%%

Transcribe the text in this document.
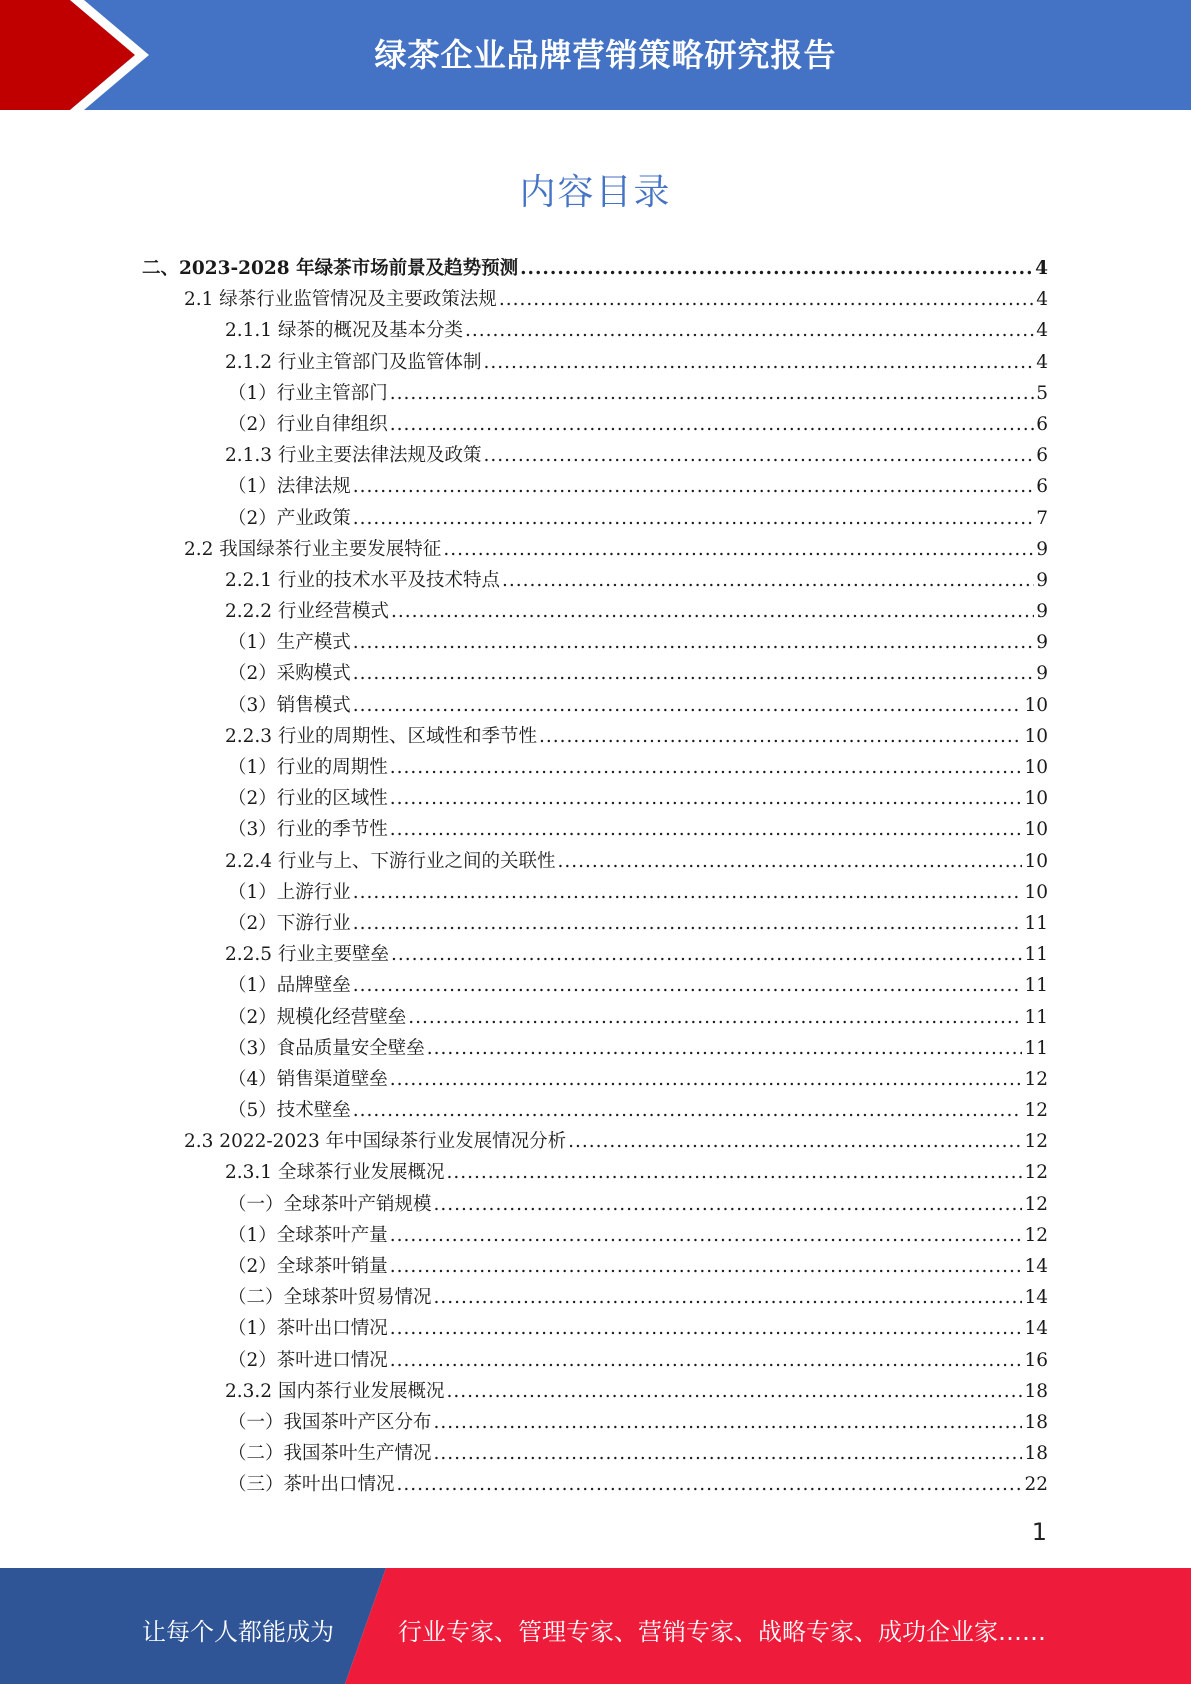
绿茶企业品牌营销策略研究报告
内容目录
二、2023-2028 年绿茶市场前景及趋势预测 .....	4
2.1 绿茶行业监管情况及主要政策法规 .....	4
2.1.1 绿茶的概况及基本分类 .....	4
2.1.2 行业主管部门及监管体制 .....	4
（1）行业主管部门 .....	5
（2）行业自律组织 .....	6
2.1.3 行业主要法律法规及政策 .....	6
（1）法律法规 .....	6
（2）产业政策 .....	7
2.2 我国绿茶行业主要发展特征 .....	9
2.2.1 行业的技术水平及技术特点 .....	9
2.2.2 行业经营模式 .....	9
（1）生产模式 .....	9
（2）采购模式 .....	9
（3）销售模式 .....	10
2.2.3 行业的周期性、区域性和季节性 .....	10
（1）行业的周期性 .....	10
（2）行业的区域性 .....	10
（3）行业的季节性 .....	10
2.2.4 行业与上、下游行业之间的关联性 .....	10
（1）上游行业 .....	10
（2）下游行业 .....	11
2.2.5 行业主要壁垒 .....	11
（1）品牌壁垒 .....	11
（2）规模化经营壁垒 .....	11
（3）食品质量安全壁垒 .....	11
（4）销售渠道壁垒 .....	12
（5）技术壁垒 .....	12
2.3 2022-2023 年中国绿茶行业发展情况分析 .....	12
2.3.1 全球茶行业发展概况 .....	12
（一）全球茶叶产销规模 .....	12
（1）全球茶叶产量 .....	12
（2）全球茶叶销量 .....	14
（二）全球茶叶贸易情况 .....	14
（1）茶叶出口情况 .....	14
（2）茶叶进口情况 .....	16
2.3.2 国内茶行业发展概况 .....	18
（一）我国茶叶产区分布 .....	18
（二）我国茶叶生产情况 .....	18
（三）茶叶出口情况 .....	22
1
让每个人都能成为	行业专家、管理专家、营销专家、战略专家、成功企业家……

%%
%%

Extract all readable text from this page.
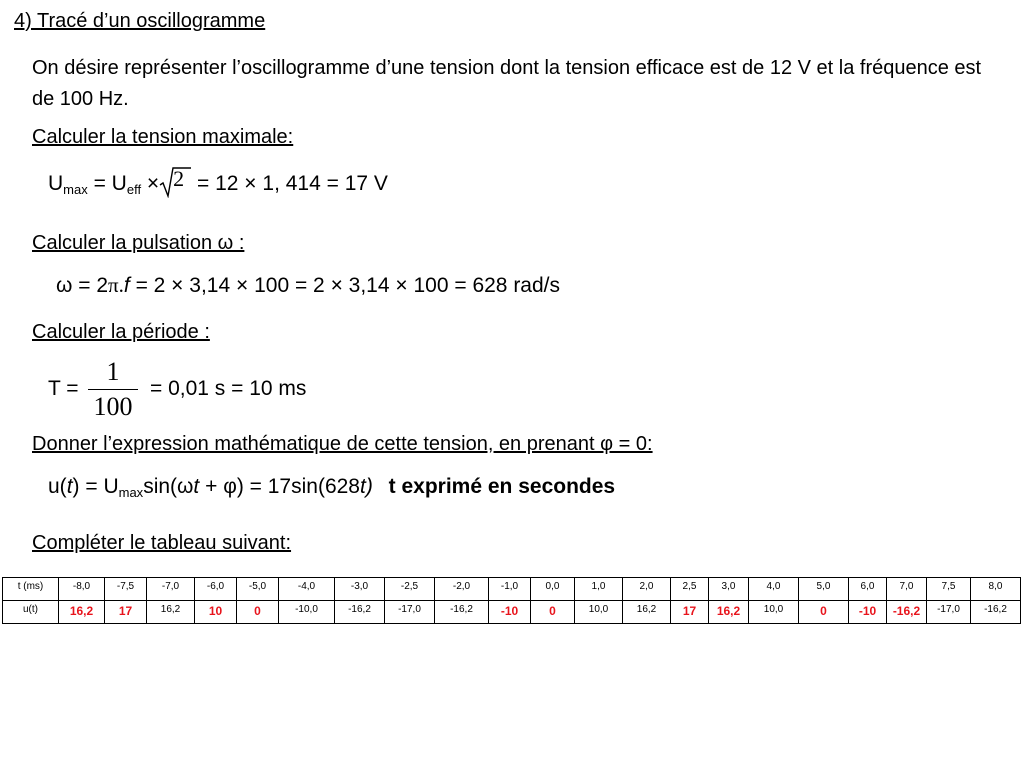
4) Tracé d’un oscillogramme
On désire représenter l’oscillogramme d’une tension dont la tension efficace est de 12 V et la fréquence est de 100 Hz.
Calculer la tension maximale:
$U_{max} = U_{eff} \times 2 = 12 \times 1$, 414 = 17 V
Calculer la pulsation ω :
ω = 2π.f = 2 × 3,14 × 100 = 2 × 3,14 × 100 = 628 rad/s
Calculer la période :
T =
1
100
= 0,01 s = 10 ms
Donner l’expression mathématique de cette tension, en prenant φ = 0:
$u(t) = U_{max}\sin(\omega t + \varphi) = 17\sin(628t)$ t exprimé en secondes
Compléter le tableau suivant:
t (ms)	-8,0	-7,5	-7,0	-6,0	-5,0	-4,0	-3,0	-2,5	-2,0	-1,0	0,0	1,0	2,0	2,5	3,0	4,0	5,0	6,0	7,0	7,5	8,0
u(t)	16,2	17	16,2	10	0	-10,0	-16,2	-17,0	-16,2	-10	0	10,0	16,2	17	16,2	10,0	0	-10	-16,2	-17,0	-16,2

%%

Provide the number of lines in the entries that include "Calculer", and no other text.

Output of the exercise: 3